- **Supplied data**:
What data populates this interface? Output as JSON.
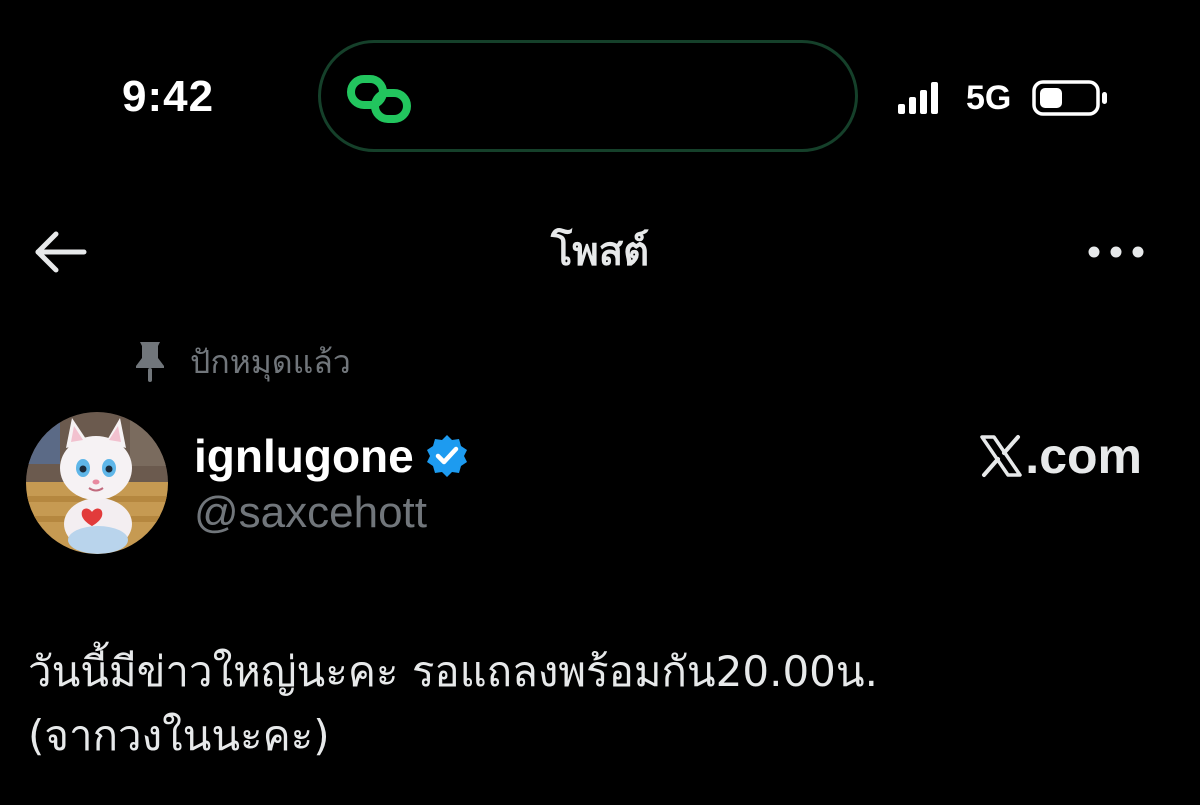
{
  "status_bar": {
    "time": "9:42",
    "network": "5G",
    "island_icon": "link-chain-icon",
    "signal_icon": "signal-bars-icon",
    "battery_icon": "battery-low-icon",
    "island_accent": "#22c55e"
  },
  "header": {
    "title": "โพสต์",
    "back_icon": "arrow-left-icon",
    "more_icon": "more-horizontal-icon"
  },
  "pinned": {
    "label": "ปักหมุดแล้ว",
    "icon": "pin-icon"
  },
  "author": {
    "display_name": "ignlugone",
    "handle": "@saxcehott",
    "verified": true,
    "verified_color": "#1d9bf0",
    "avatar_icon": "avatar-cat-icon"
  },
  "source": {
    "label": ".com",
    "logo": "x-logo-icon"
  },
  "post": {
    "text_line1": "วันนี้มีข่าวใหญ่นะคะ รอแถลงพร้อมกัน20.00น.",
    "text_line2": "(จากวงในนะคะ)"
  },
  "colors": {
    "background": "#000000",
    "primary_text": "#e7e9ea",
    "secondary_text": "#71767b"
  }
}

- **Objective**: Read the entries and pick out all lines that include the word "icon".

- **Reply**:
    "island_icon": "link-chain-icon",
    "signal_icon": "signal-bars-icon",
    "battery_icon": "battery-low-icon",
    "back_icon": "arrow-left-icon",
    "more_icon": "more-horizontal-icon"
    "icon": "pin-icon"
    "avatar_icon": "avatar-cat-icon"
    "logo": "x-logo-icon"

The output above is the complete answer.